**EXTRACTED TEXT:**
It’s true, of course, that every nation has some type of industrial policy, if that term is very broadly understood. But I find it usefult think of economic policy and its effects on industry in layers.
The most basic layer is an economy with a legal system that enforces contracts, a functioning financial system, functional bankruptcy laws, low inflation, moderate government borrowing, good transportation and communications infrastructure, and a solid educational system from K-12 up through colleges and universities, workforce training for adults, and so on. These features surely support a more robust development of industry, but without taking sides in which industries will emerge.
As a next step, one can imagine the insight that long-run growth in the standard of living has, in the last 2-3 centuries, been closely related to advances in science and technology. It’s a standard belief among economists that an unfettered free market will tend to underinvest in innovation, in large part because innovations can be copied, and much of the benefit of an innovation goes to users rather than to the inventor. Thus, high-income countries subsidize innovation in a number of way: through protection of patents and intellectual property rights to help raise the reward for successful innovators, through tax breaks for research and development done by firms, and through direct funding of science and innovation at research institutions. These kinds of steps seek to to shape the direction of an economy toward a greater emphasis on technology-based growth. I have argued that despite a recent moderate increase in US R&D spending, there is a plausible case for increasing these incentives with an aim to doubling US research and development spending.
However, one can draw a conceptual line between general support for R&D and targetted support by industry. For example, a society might identify certain technological priorities: say, carbon-free energy production, anti-cancer drugs, stronger domestic production of semiconductors, artificial intelligence, and others. A certain amount of government support of R&D might be aimed at the desired areas. In addition, government might take other steps: perhaps prizes for certain kinds of inventions (think Operation Warp Speed for creating the COVID vaccines), or allow firms to cooperate, without fear of antitrust laws, to fund research jointly, or to build up joint ventures with the highest-performing firms in other countries. But all of these steps are focused on support for research and development of knowledge.
The next level is direct support for industries, or even for certain specific companies. This support might take the form of direct government subsidies or tax breaks for certain firms and/or industries. It might also involve government becoming involved in transportation infrastructure or workforce training that is aimed quite specifically at industrial development in a particular location.
The final layer of “industrial policy” is not just to build up domestic firms and industries with subsidies, infrastructure, and workforce development–as well as support for the underlying technological and scientific expertise–but to hinder international competition with tariffs and import quotas.

**DATASET CONTENT:**
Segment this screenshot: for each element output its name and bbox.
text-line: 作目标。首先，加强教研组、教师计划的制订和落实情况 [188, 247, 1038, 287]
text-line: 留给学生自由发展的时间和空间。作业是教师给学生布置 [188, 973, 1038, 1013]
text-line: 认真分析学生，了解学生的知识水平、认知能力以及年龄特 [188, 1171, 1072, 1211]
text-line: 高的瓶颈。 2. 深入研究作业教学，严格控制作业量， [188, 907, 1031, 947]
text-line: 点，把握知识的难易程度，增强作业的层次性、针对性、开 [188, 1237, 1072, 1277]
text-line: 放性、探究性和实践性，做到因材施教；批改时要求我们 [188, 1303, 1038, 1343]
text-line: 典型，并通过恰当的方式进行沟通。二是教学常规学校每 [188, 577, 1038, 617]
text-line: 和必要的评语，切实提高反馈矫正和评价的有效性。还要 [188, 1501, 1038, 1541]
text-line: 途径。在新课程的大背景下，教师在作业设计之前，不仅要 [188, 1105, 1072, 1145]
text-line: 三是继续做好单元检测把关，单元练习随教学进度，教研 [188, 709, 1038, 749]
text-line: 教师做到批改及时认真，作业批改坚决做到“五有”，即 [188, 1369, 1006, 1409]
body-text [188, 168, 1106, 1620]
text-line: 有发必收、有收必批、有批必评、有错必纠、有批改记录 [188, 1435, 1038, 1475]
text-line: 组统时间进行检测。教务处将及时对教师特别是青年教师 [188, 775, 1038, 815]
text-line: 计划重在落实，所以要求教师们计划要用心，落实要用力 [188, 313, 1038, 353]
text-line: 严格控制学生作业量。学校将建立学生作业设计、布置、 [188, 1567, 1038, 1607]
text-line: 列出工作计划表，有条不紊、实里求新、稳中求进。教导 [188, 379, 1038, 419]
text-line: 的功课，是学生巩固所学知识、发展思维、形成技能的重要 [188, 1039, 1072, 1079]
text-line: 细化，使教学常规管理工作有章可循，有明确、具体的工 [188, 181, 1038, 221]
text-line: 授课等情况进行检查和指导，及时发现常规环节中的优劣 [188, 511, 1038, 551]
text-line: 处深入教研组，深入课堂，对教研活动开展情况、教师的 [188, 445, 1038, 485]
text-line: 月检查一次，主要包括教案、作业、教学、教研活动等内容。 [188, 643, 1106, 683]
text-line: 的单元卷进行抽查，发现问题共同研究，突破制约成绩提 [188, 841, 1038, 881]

**ACTIONS TO TAKE:**
[a] In the passage on industrial policy, what does the final layer add beyond subsidies, infrastructure, and workforce development?
[b] Carry on the passage on industrial policy, starting after its last sentence.

**PER-TASK ANSWERS:**
[a] It hinders international competition with tariffs and import quotas.

[b]
There are probably other sensible ways to divide up these categories, but the point I’m trying to make is that using the term of “industrial policy” to refer to all of these steps seems to me to stretch the term so far that it stops being useful. My sense is that most of the economists who would view themselves as against “industrial policy” are also supporters of at least the first two or three levels of policy above–that is, the basic underpinnings of a strong economy including support for research and development. Instead, I would focus on the term “industrial policy” on subsidies or trade barriers aimed at certain companies or industries.
Sometimes this kind of industrial policy has worked. There are plenty of local examples where support (or at least not active opposition) from government was necessary for a large-scale firm to thrive, including specialized training for workers, infrastructure investment, making land available, a local research center, local tax breaks (“tax-increment financing”) and so on. Of course, there are also plenty of cases where local government tried to roll out the red carpet for a firm, and blew a lot of money without much success. As one of many examples, some will remember back in 2018 when President Trump announced to m much fanfare that Foxconn was going to build a giant manufacturing facility in central Wisconsin, which never happened.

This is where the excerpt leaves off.